[Task instructions] From the listing below, extract every line in which the word "JSON" appears.

— begin —

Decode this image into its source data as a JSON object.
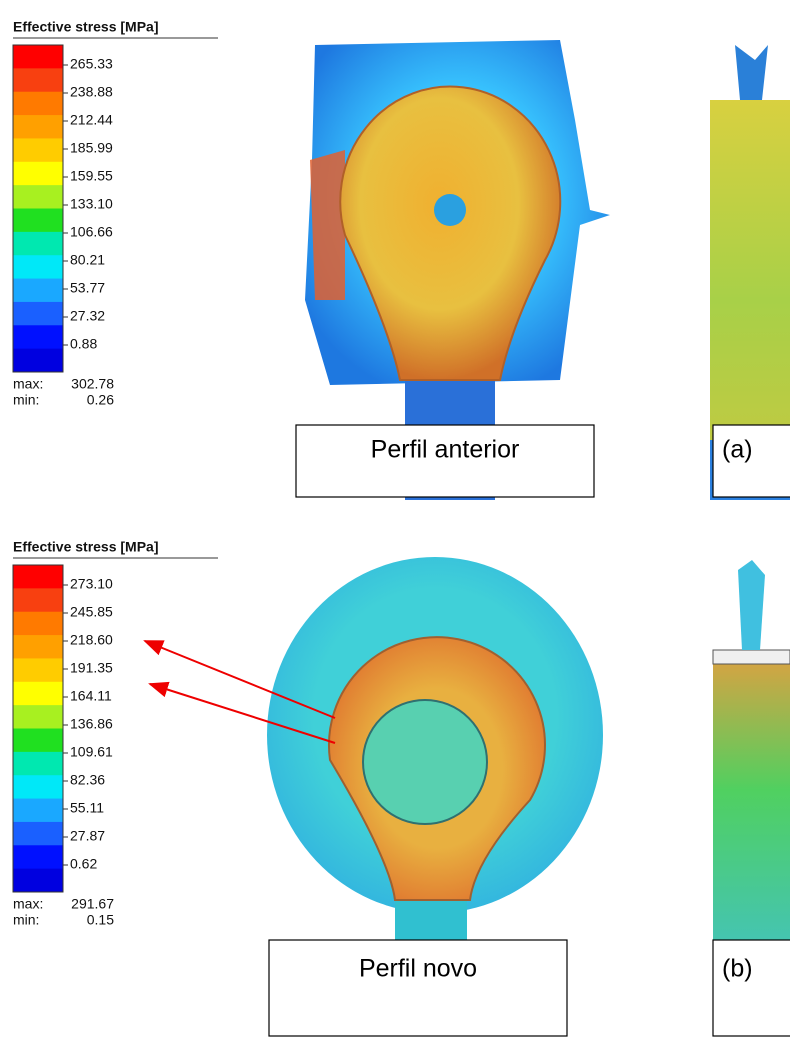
{
  "panels": [
    {
      "legend_title": "Effective stress [MPa]",
      "labels": [
        "265.33",
        "238.88",
        "212.44",
        "185.99",
        "159.55",
        "133.10",
        "106.66",
        "80.21",
        "53.77",
        "27.32",
        "0.88"
      ],
      "max_label": "max:",
      "max": "302.78",
      "min_label": "min:",
      "min": "0.26",
      "caption": "Perfil anterior",
      "tag": "(a)"
    },
    {
      "legend_title": "Effective stress [MPa]",
      "labels": [
        "273.10",
        "245.85",
        "218.60",
        "191.35",
        "164.11",
        "136.86",
        "109.61",
        "82.36",
        "55.11",
        "27.87",
        "0.62"
      ],
      "max_label": "max:",
      "max": "291.67",
      "min_label": "min:",
      "min": "0.15",
      "caption": "Perfil novo",
      "tag": "(b)"
    }
  ]
}
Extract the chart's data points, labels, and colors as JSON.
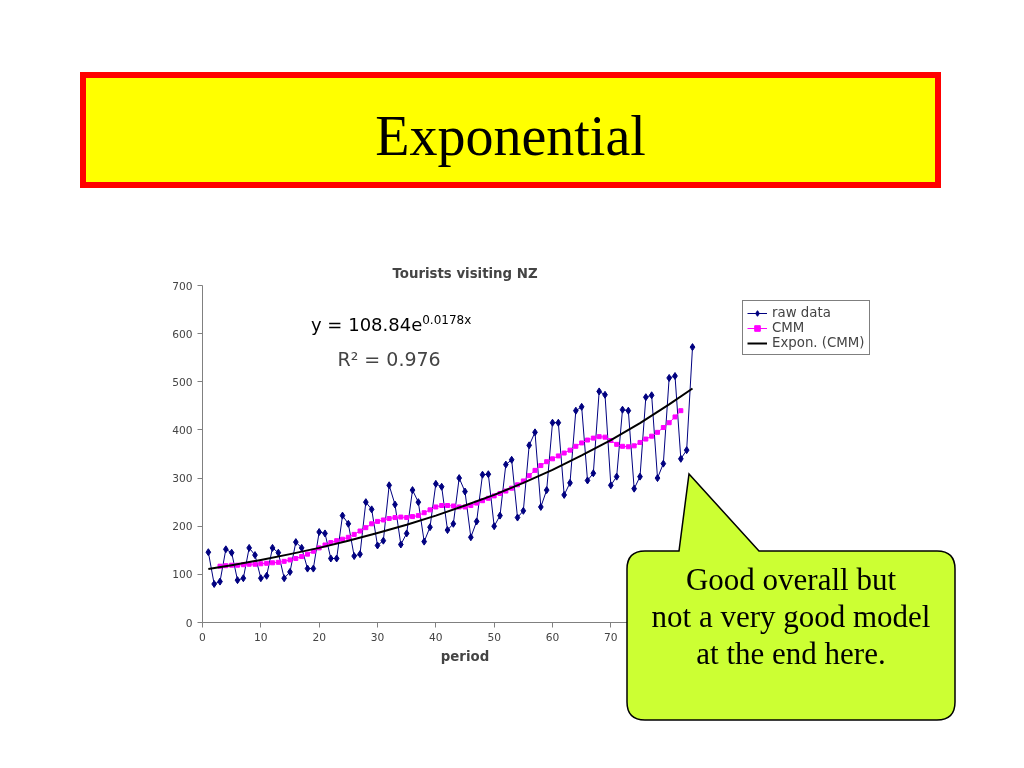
{
  "chart_data": {
    "type": "line",
    "title": "Exponential",
    "subtitle": "Tourists visiting NZ",
    "xlabel": "period",
    "xlim": [
      0,
      90
    ],
    "xticks": [
      0,
      10,
      20,
      30,
      40,
      50,
      60,
      70
    ],
    "ylim": [
      0,
      700
    ],
    "yticks": [
      0,
      100,
      200,
      300,
      400,
      500,
      600,
      700
    ],
    "grid": false,
    "legend": "right",
    "annotations": [
      "y = 108.84e$^{0.0178x}$",
      "R² = 0.976",
      "Good overall but\nnot a very good model\nat the end here."
    ],
    "series": [
      {
        "name": "raw data",
        "color": "#000080",
        "marker": "diamond",
        "x": [
          1,
          2,
          3,
          4,
          5,
          6,
          7,
          8,
          9,
          10,
          11,
          12,
          13,
          14,
          15,
          16,
          17,
          18,
          19,
          20,
          21,
          22,
          23,
          24,
          25,
          26,
          27,
          28,
          29,
          30,
          31,
          32,
          33,
          34,
          35,
          36,
          37,
          38,
          39,
          40,
          41,
          42,
          43,
          44,
          45,
          46,
          47,
          48,
          49,
          50,
          51,
          52,
          53,
          54,
          55,
          56,
          57,
          58,
          59,
          60,
          61,
          62,
          63,
          64,
          65,
          66,
          67,
          68,
          69,
          70,
          71,
          72,
          73,
          74,
          75,
          76,
          77,
          78,
          79,
          80,
          81,
          82,
          83,
          84
        ],
        "values": [
          146,
          80,
          85,
          152,
          145,
          88,
          92,
          155,
          140,
          92,
          97,
          155,
          145,
          92,
          105,
          167,
          155,
          112,
          112,
          188,
          185,
          133,
          133,
          222,
          205,
          138,
          142,
          250,
          235,
          160,
          170,
          285,
          245,
          162,
          185,
          275,
          250,
          168,
          198,
          288,
          282,
          192,
          205,
          300,
          272,
          177,
          210,
          307,
          308,
          200,
          222,
          328,
          338,
          218,
          232,
          368,
          395,
          240,
          275,
          415,
          415,
          265,
          290,
          440,
          448,
          295,
          310,
          480,
          473,
          285,
          303,
          442,
          440,
          278,
          303,
          468,
          472,
          300,
          330,
          508,
          512,
          340,
          358,
          572
        ]
      },
      {
        "name": "CMM",
        "color": "#ff00ff",
        "marker": "square",
        "x": [
          3,
          4,
          5,
          6,
          7,
          8,
          9,
          10,
          11,
          12,
          13,
          14,
          15,
          16,
          17,
          18,
          19,
          20,
          21,
          22,
          23,
          24,
          25,
          26,
          27,
          28,
          29,
          30,
          31,
          32,
          33,
          34,
          35,
          36,
          37,
          38,
          39,
          40,
          41,
          42,
          43,
          44,
          45,
          46,
          47,
          48,
          49,
          50,
          51,
          52,
          53,
          54,
          55,
          56,
          57,
          58,
          59,
          60,
          61,
          62,
          63,
          64,
          65,
          66,
          67,
          68,
          69,
          70,
          71,
          72,
          73,
          74,
          75,
          76,
          77,
          78,
          79,
          80,
          81,
          82
        ],
        "values": [
          117,
          118,
          119,
          119,
          120,
          121,
          121,
          122,
          123,
          124,
          125,
          127,
          130,
          133,
          137,
          142,
          148,
          155,
          161,
          166,
          170,
          173,
          177,
          183,
          190,
          197,
          205,
          210,
          213,
          216,
          218,
          219,
          218,
          220,
          222,
          228,
          234,
          240,
          243,
          243,
          242,
          240,
          240,
          243,
          248,
          253,
          258,
          263,
          268,
          273,
          279,
          286,
          294,
          305,
          316,
          326,
          334,
          340,
          346,
          352,
          358,
          366,
          373,
          379,
          383,
          386,
          385,
          378,
          370,
          366,
          365,
          367,
          374,
          381,
          387,
          395,
          405,
          415,
          427,
          440
        ]
      },
      {
        "name": "Expon. (CMM)",
        "color": "#000000",
        "marker": "none",
        "x": [
          1,
          5,
          10,
          15,
          20,
          25,
          30,
          35,
          40,
          45,
          50,
          55,
          60,
          65,
          70,
          75,
          80,
          84
        ],
        "values": [
          111,
          119,
          130,
          142,
          155,
          170,
          186,
          203,
          222,
          243,
          265,
          290,
          317,
          347,
          379,
          414,
          453,
          486
        ]
      }
    ]
  }
}
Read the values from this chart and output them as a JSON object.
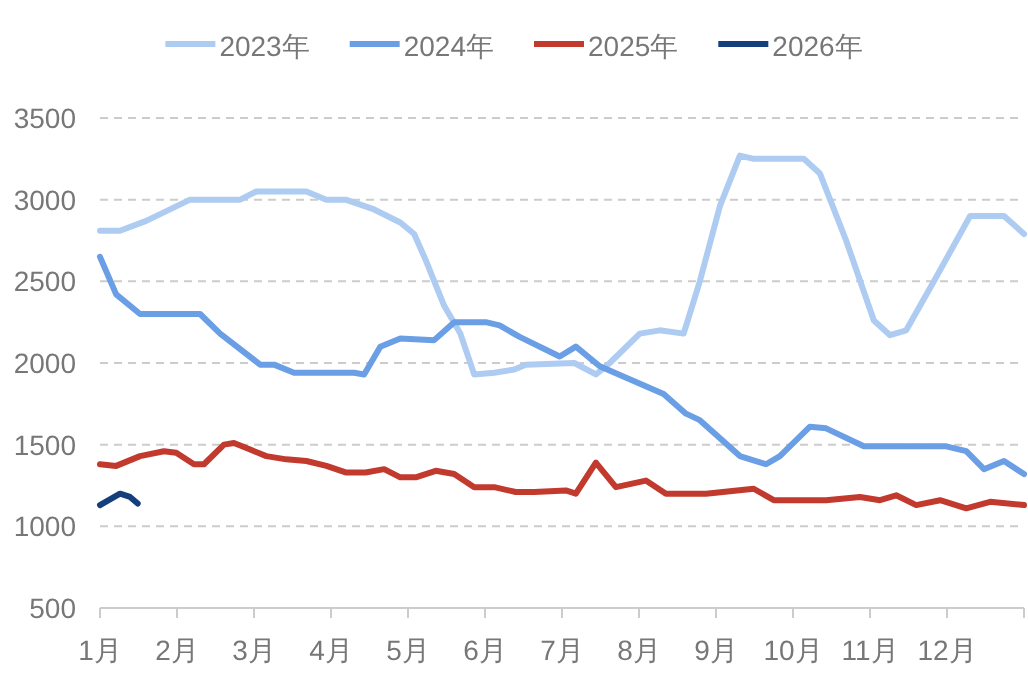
{
  "chart_data": {
    "type": "line",
    "legend": "top",
    "grid": "y",
    "line_style": "solid",
    "marker": "none",
    "xlim": [
      1,
      13
    ],
    "ylim": [
      500,
      3500
    ],
    "xticks": [
      {
        "value": 1,
        "label": "1月"
      },
      {
        "value": 2,
        "label": "2月"
      },
      {
        "value": 3,
        "label": "3月"
      },
      {
        "value": 4,
        "label": "4月"
      },
      {
        "value": 5,
        "label": "5月"
      },
      {
        "value": 6,
        "label": "6月"
      },
      {
        "value": 7,
        "label": "7月"
      },
      {
        "value": 8,
        "label": "8月"
      },
      {
        "value": 9,
        "label": "9月"
      },
      {
        "value": 10,
        "label": "10月"
      },
      {
        "value": 11,
        "label": "11月"
      },
      {
        "value": 12,
        "label": "12月"
      },
      {
        "value": 13,
        "label": null
      }
    ],
    "yticks": [
      500,
      1000,
      1500,
      2000,
      2500,
      3000,
      3500
    ],
    "series": [
      {
        "name": "2023年",
        "color": "#aecbf2",
        "x": [
          1,
          1.26,
          1.6,
          2.17,
          2.82,
          3.03,
          3.68,
          3.94,
          4.19,
          4.56,
          4.9,
          5.08,
          5.23,
          5.47,
          5.68,
          5.86,
          6.12,
          6.38,
          6.53,
          7.16,
          7.44,
          7.62,
          8.01,
          8.27,
          8.58,
          8.79,
          9.05,
          9.31,
          9.49,
          10.14,
          10.35,
          10.69,
          11.05,
          11.26,
          11.47,
          11.83,
          12.3,
          12.74,
          13
        ],
        "values": [
          2810,
          2810,
          2870,
          3000,
          3000,
          3050,
          3050,
          3000,
          3000,
          2940,
          2860,
          2790,
          2630,
          2350,
          2180,
          1930,
          1940,
          1960,
          1990,
          2000,
          1930,
          2000,
          2180,
          2200,
          2180,
          2500,
          2960,
          3270,
          3250,
          3250,
          3160,
          2750,
          2260,
          2170,
          2200,
          2500,
          2900,
          2900,
          2790
        ]
      },
      {
        "name": "2024年",
        "color": "#6a9fe6",
        "x": [
          1,
          1.21,
          1.52,
          2.3,
          2.56,
          3.08,
          3.26,
          3.52,
          4.3,
          4.43,
          4.64,
          4.9,
          5.34,
          5.6,
          6.01,
          6.19,
          6.45,
          6.97,
          7.18,
          7.49,
          8.32,
          8.61,
          8.79,
          9.31,
          9.65,
          9.83,
          10.22,
          10.43,
          10.92,
          11.99,
          12.25,
          12.48,
          12.74,
          13
        ],
        "values": [
          2650,
          2420,
          2300,
          2300,
          2180,
          1990,
          1990,
          1940,
          1940,
          1930,
          2100,
          2150,
          2140,
          2250,
          2250,
          2230,
          2160,
          2040,
          2100,
          1980,
          1810,
          1690,
          1650,
          1430,
          1380,
          1430,
          1610,
          1600,
          1490,
          1490,
          1460,
          1350,
          1400,
          1320
        ]
      },
      {
        "name": "2025年",
        "color": "#c23a2e",
        "x": [
          1,
          1.21,
          1.52,
          1.83,
          1.99,
          2.22,
          2.35,
          2.61,
          2.74,
          2.95,
          3.16,
          3.42,
          3.68,
          3.94,
          4.19,
          4.45,
          4.69,
          4.9,
          5.1,
          5.36,
          5.6,
          5.86,
          6.12,
          6.4,
          6.64,
          7.05,
          7.18,
          7.44,
          7.7,
          8.09,
          8.35,
          8.87,
          9.49,
          9.75,
          10.43,
          10.87,
          11.13,
          11.34,
          11.6,
          11.91,
          12.25,
          12.56,
          13
        ],
        "values": [
          1380,
          1370,
          1430,
          1460,
          1450,
          1380,
          1380,
          1500,
          1510,
          1470,
          1430,
          1410,
          1400,
          1370,
          1330,
          1330,
          1350,
          1300,
          1300,
          1340,
          1320,
          1240,
          1240,
          1210,
          1210,
          1220,
          1200,
          1390,
          1240,
          1280,
          1200,
          1200,
          1230,
          1160,
          1160,
          1180,
          1160,
          1190,
          1130,
          1160,
          1110,
          1150,
          1130
        ]
      },
      {
        "name": "2026年",
        "color": "#143f7c",
        "x": [
          1,
          1.26,
          1.39,
          1.49
        ],
        "values": [
          1130,
          1200,
          1180,
          1140
        ]
      }
    ]
  }
}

— end —

[Finished exercise]
Decode this image into its source data as a JSON object.
Extract the chart's data points, labels, and colors as JSON.
Read the values from this chart and output them as a JSON object.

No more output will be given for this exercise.